Write out the material again exactly, please, and omit the pictures.

══ RECORDS FOR THE TASK

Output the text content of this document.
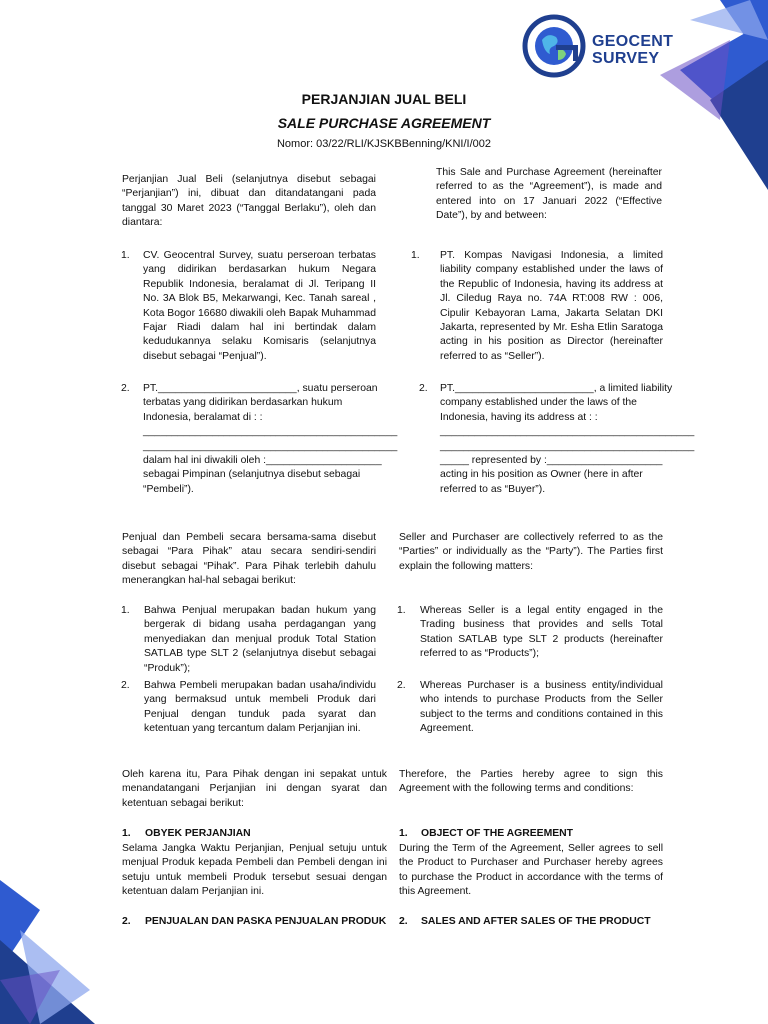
GEOCENT
SURVEY
PERJANJIAN JUAL BELI
SALE PURCHASE AGREEMENT
Nomor: 03/22/RLI/KJSKBBenning/KNI/I/002
Perjanjian Jual Beli (selanjutnya disebut sebagai “Perjanjian”) ini, dibuat dan ditandatangani pada tanggal 30 Maret 2023 (“Tanggal Berlaku”), oleh dan diantara:
This Sale and Purchase Agreement (hereinafter referred to as the “Agreement”), is made and entered into on 17 Januari 2022 (“Effective Date”), by and between:
1. CV. Geocentral Survey, suatu perseroan terbatas yang didirikan berdasarkan hukum Negara Republik Indonesia, beralamat di Jl. Teripang II No. 3A Blok B5, Mekarwangi, Kec. Tanah sareal , Kota Bogor 16680 diwakili oleh Bapak Muhammad Fajar Riadi dalam hal ini bertindak dalam kedudukannya selaku Komisaris (selanjutnya disebut sebagai “Penjual”).
1. PT. Kompas Navigasi Indonesia, a limited liability company established under the laws of the Republic of Indonesia, having its address at Jl. Ciledug Raya no. 74A RT:008 RW : 006, Cipulir Kebayoran Lama, Jakarta Selatan DKI Jakarta, represented by Mr. Esha Etlin Saratoga acting in his position as Director (hereinafter referred to as “Seller”).
2. PT.________________________, suatu perseroan
terbatas yang didirikan berdasarkan hukum
Indonesia, beralamat di : :
____________________________________________
____________________________________________
dalam hal ini diwakili oleh :____________________
sebagai Pimpinan (selanjutnya disebut sebagai
“Pembeli”).
2. PT.________________________, a limited liability
company established under the laws of the
Indonesia, having its address at : :
____________________________________________
____________________________________________
_____ represented by :____________________
acting in his position as Owner (here in after
referred to as “Buyer”).
Penjual dan Pembeli secara bersama-sama disebut sebagai “Para Pihak” atau secara sendiri-sendiri disebut sebagai “Pihak”. Para Pihak terlebih dahulu menerangkan hal-hal sebagai berikut:
Seller and Purchaser are collectively referred to as the “Parties” or individually as the “Party”). The Parties first explain the following matters:
1. Bahwa Penjual merupakan badan hukum yang bergerak di bidang usaha perdagangan yang menyediakan dan menjual produk Total Station SATLAB type SLT 2 (selanjutnya disebut sebagai “Produk”);
1. Whereas Seller is a legal entity engaged in the Trading business that provides and sells Total Station SATLAB type SLT 2 products (hereinafter referred to as “Products”);
2. Bahwa Pembeli merupakan badan usaha/individu yang bermaksud untuk membeli Produk dari Penjual dengan tunduk pada syarat dan ketentuan yang tercantum dalam Perjanjian ini.
2. Whereas Purchaser is a business entity/individual who intends to purchase Products from the Seller subject to the terms and conditions contained in this Agreement.
Oleh karena itu, Para Pihak dengan ini sepakat untuk menandatangani Perjanjian ini dengan syarat dan ketentuan sebagai berikut:
Therefore, the Parties hereby agree to sign this Agreement with the following terms and conditions:
1. OBYEK PERJANJIAN	1. OBJECT OF THE AGREEMENT
Selama Jangka Waktu Perjanjian, Penjual setuju untuk menjual Produk kepada Pembeli dan Pembeli dengan ini setuju untuk membeli Produk tersebut sesuai dengan ketentuan dalam Perjanjian ini.
During the Term of the Agreement, Seller agrees to sell the Product to Purchaser and Purchaser hereby agrees to purchase the Product in accordance with the terms of this Agreement.
2. PENJUALAN DAN PASKA PENJUALAN PRODUK 2. SALES AND AFTER SALES OF THE PRODUCT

════

**REPLY TO THE EXERCISE:**
Output the text content of this document.
GEOCENT
SURVEY
PERJANJIAN JUAL BELI
SALE PURCHASE AGREEMENT
Nomor: 03/22/RLI/KJSKBBenning/KNI/I/002
Perjanjian Jual Beli (selanjutnya disebut sebagai “Perjanjian”) ini, dibuat dan ditandatangani pada tanggal 30 Maret 2023 (“Tanggal Berlaku”), oleh dan diantara:
This Sale and Purchase Agreement (hereinafter referred to as the “Agreement”), is made and entered into on 17 Januari 2022 (“Effective Date”), by and between:
1. CV. Geocentral Survey, suatu perseroan terbatas yang didirikan berdasarkan hukum Negara Republik Indonesia, beralamat di Jl. Teripang II No. 3A Blok B5, Mekarwangi, Kec. Tanah sareal , Kota Bogor 16680 diwakili oleh Bapak Muhammad Fajar Riadi dalam hal ini bertindak dalam kedudukannya selaku Komisaris (selanjutnya disebut sebagai “Penjual”).
1. PT. Kompas Navigasi Indonesia, a limited liability company established under the laws of the Republic of Indonesia, having its address at Jl. Ciledug Raya no. 74A RT:008 RW : 006, Cipulir Kebayoran Lama, Jakarta Selatan DKI Jakarta, represented by Mr. Esha Etlin Saratoga acting in his position as Director (hereinafter referred to as “Seller”).
2. PT.________________________, suatu perseroan
terbatas yang didirikan berdasarkan hukum
Indonesia, beralamat di : :
____________________________________________
____________________________________________
dalam hal ini diwakili oleh :____________________
sebagai Pimpinan (selanjutnya disebut sebagai
“Pembeli”).
2. PT.________________________, a limited liability
company established under the laws of the
Indonesia, having its address at : :
____________________________________________
____________________________________________
_____ represented by :____________________
acting in his position as Owner (here in after
referred to as “Buyer”).
Penjual dan Pembeli secara bersama-sama disebut sebagai “Para Pihak” atau secara sendiri-sendiri disebut sebagai “Pihak”. Para Pihak terlebih dahulu menerangkan hal-hal sebagai berikut:
Seller and Purchaser are collectively referred to as the “Parties” or individually as the “Party”). The Parties first explain the following matters:
1. Bahwa Penjual merupakan badan hukum yang bergerak di bidang usaha perdagangan yang menyediakan dan menjual produk Total Station SATLAB type SLT 2 (selanjutnya disebut sebagai “Produk”);
1. Whereas Seller is a legal entity engaged in the Trading business that provides and sells Total Station SATLAB type SLT 2 products (hereinafter referred to as “Products”);
2. Bahwa Pembeli merupakan badan usaha/individu yang bermaksud untuk membeli Produk dari Penjual dengan tunduk pada syarat dan ketentuan yang tercantum dalam Perjanjian ini.
2. Whereas Purchaser is a business entity/individual who intends to purchase Products from the Seller subject to the terms and conditions contained in this Agreement.
Oleh karena itu, Para Pihak dengan ini sepakat untuk menandatangani Perjanjian ini dengan syarat dan ketentuan sebagai berikut:
Therefore, the Parties hereby agree to sign this Agreement with the following terms and conditions:
1. OBYEK PERJANJIAN	1. OBJECT OF THE AGREEMENT
Selama Jangka Waktu Perjanjian, Penjual setuju untuk menjual Produk kepada Pembeli dan Pembeli dengan ini setuju untuk membeli Produk tersebut sesuai dengan ketentuan dalam Perjanjian ini.
During the Term of the Agreement, Seller agrees to sell the Product to Purchaser and Purchaser hereby agrees to purchase the Product in accordance with the terms of this Agreement.
2. PENJUALAN DAN PASKA PENJUALAN PRODUK 2. SALES AND AFTER SALES OF THE PRODUCT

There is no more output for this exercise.